There were nine girls and seven boys, aged 3–16 years (median 13.0 years). Eleven patients had chronic infection with Pseudomonas aeruginosa, while two were infected with Staphylococcus aureus. Ten patients had been diagnosed with ABPA in the past using the standard criteria,4,5 of whom six had active ABPA at the time of starting IVIG (determined by continued symptoms with a high total serum IgE and high aspergillus specific IgE). Treatment with oral corticosteroids (and oral itraconazole since 1998) was routinely given, but in many, symptoms recurred once corticosteroids were reduced. The child with the best lung function (patient 13; FEV1 and FVC both 90% predicted) was a good example of this, and she also highlighted the lack of correlation between symptoms and lung function. Total serum IgE ranged from 7 to 8353 IU/ml, with a median of 306 IU/ml; five patients had levels >500 IU/ml. Serum IgG levels were normal in all but one patient who had levels just below the normal range for 2 years prior to starting IVIG (ranging from 3.2–4.9 g/l with normal age adjusted range of 5.4–16.1 g/l); the deficiency was presumed transient, as IgG levels normalised when she was older and had stopped IVIG therapy (IgA and IgM levels were normal). Prior to IVIG, baseline FEV1 ranged from 26 to 90% predicted (median 48%), while FVC ranged from 33 to 90% predicted (median 65%).

Lung function

Analysis of the single patient who received one dose only is excluded. FEV1 improved from a median (95% confidence interval (CI)) of 50% (39 to 61%) to 54% (48 to 66%). The difference was 7.5% (−1.5 to 14.5%; NS) (fig 3). FVC improved from 65% (60 to 77%) to 83% (70 to 89%), with a difference of 13% (4 to 22%; p = 0.01) (fig 3).

Figure 3

Lung function (FEV1 and FVC) before and after courses of IVIG. Also shown are medians (lines) and 95% confidence intervals (bars).

• • •

Pick up the report on IVIG treatment and lung function after its last sentence and continue it.

### Material shown

• • •

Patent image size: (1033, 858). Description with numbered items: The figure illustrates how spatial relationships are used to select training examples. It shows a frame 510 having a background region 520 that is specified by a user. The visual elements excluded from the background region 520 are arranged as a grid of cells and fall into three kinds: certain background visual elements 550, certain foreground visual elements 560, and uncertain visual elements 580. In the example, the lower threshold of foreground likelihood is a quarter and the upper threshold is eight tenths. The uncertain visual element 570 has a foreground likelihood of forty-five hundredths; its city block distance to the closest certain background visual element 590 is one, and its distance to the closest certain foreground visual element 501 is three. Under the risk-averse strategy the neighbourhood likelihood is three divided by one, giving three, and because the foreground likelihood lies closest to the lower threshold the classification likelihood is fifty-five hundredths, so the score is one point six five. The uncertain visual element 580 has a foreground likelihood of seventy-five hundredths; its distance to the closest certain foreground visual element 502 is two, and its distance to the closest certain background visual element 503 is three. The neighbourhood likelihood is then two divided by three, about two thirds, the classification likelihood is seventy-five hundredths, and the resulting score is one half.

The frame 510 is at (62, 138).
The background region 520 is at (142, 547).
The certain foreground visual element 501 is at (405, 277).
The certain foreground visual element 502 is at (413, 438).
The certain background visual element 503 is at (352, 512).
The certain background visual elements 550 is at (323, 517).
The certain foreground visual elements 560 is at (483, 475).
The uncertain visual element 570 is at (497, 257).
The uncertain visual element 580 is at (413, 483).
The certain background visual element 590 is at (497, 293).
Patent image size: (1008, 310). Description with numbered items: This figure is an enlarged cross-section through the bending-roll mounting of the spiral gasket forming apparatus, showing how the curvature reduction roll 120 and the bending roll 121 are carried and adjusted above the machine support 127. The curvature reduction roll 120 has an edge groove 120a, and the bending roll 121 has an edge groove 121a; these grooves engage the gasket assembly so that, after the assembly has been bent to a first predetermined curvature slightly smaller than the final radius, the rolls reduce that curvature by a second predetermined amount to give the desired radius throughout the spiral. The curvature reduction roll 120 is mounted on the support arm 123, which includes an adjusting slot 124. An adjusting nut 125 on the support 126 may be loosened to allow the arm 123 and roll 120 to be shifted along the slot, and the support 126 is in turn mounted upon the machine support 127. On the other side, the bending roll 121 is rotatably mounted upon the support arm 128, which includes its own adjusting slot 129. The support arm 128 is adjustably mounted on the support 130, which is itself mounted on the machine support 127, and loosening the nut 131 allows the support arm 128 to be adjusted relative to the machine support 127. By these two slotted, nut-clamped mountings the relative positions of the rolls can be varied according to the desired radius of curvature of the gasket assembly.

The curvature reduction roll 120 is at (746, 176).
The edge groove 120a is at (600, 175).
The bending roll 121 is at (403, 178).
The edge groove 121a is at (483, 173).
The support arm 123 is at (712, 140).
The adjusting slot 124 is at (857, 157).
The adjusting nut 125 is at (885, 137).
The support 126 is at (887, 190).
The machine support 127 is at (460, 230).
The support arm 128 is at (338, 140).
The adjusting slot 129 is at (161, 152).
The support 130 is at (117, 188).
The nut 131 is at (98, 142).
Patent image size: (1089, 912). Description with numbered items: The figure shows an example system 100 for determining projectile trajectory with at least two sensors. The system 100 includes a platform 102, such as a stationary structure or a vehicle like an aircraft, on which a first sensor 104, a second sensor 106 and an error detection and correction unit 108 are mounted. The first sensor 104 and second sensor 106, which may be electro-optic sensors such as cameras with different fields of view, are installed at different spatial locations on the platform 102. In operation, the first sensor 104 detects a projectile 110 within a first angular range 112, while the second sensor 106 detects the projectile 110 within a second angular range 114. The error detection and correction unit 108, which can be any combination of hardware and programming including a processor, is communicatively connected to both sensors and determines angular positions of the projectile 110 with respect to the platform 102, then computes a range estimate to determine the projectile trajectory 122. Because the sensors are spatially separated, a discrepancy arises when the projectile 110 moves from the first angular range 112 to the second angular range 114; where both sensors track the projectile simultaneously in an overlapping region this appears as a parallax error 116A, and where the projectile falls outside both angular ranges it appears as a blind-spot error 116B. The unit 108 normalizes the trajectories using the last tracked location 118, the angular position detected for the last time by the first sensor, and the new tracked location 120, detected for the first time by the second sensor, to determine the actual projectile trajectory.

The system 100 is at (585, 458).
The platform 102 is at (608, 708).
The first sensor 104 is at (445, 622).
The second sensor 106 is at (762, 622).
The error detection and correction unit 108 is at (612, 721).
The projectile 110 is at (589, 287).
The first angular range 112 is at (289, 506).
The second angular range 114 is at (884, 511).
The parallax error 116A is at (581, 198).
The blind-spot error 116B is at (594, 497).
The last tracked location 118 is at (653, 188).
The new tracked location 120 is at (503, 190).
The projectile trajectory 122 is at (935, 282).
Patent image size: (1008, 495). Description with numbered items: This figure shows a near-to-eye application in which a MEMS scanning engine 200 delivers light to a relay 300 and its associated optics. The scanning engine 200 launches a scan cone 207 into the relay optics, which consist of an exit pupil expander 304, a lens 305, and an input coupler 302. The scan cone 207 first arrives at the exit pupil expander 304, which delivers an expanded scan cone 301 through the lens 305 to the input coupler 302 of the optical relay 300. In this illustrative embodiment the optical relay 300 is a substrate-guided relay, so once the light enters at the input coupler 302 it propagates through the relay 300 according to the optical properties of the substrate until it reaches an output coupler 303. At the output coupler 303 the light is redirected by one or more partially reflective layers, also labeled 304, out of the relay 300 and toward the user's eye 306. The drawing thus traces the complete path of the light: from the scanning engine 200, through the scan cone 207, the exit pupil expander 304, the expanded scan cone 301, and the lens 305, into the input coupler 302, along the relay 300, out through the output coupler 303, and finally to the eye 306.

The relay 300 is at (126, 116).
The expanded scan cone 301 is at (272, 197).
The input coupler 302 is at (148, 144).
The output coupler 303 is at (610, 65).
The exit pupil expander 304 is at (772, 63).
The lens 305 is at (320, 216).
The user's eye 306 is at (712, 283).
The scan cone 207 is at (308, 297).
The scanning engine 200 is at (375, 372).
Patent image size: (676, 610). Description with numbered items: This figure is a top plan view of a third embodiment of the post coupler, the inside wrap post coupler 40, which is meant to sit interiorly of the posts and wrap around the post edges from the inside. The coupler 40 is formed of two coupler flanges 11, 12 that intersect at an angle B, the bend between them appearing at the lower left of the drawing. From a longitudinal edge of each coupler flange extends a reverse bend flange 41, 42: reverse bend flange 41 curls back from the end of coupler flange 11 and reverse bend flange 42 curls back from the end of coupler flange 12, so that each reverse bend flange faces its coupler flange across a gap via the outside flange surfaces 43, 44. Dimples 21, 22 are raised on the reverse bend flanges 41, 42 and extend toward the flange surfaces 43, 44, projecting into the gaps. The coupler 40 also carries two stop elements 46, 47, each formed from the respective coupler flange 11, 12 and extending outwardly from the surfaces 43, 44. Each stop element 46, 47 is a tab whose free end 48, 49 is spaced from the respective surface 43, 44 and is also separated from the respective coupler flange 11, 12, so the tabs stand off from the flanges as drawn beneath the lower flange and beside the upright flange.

• • •

### Written answer
Twelve patients were on regular oral prednisolone, with a median daily dose of 32.5 mg (range 2–60 mg). This represented a dose per kg body weight of 0.1–2.0 mg/kg/day (median 0.6). Oral corticosteroids were stopped completely in eight patients, reduced in three, and there was no change for one. One of the four patients who was not on oral steroids at the start, was receiving 0.5 mg/kg/day prednisolone when she died of invasive aspergillosis after her sixth dose of IVIG,6 while the other three remained off steroids. Taking the whole group, the median (95% CI) total daily dose per kg was reduced from 0.6 (0.3 to 1.0) to 0 (0 to 0.1), with a median (95% CI) difference of −0.6 (−1.0 to −0.1) mg/kg/day, p = 0.006 (fig 4).

Figure 4

Oral prednisolone (mg/kg/day) and inhaled corticosteroid (μg/day budesonide equivalent) dosage before and after courses of IVIG. Also shown are medians (lines) and 95% confidence intervals (bars).

All patients were on regular twice daily inhaled corticosteroids (ICS). After IVIG, they were stopped completely in one, reduced in five and remained unchanged in nine patients. Total daily dose (budesonide equivalent) was median (range) of 2000 μg (800–6000 μg), which was reduced to median (range) of 1500 μg (0–3200 μg). The median (95% CI) difference was −400 μg (−1600 to 0 μg), p<0.05 (fig 4).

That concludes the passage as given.